***** INFORMATION PROVIDED *****

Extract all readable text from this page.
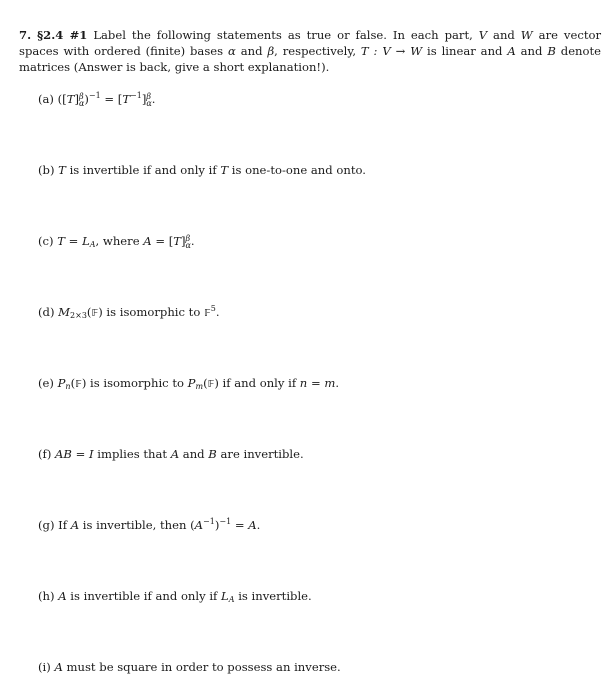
7. §2.4 #1 Label the following statements as true or false. In each part, V and W are vector spaces with ordered (finite) bases α and β, respectively, T : V → W is linear and A and B denote matrices (Answer is back, give a short explanation!).
(a) ([T] β
α )$^{-1} = [T^{-1}]$ β
α .
(b) T is invertible if and only if T is one-to-one and onto.
(c) $T = L_A$, where A = [T] β
α .
(d) $M_{2\times 3}(𝔽)$ is isomorphic to 𝔽$^5$.
(e) $P_n(𝔽)$ is isomorphic to $P_m(𝔽)$ if and only if n = m.
(f) AB = I implies that A and B are invertible.
(g) If A is invertible, then $(A^{-1})^{-1} = A$.
(h) A is invertible if and only if $L_A$ is invertible.
(i) A must be square in order to possess an inverse.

*****

YOUR INSTRUCTIONS
Check each line above for the string "isomorphic", then copy the ones that have it.

TASK OUTPUT
(d) $M_{2\times 3}(𝔽)$ is isomorphic to 𝔽$^5$.
(e) $P_n(𝔽)$ is isomorphic to $P_m(𝔽)$ if and only if n = m.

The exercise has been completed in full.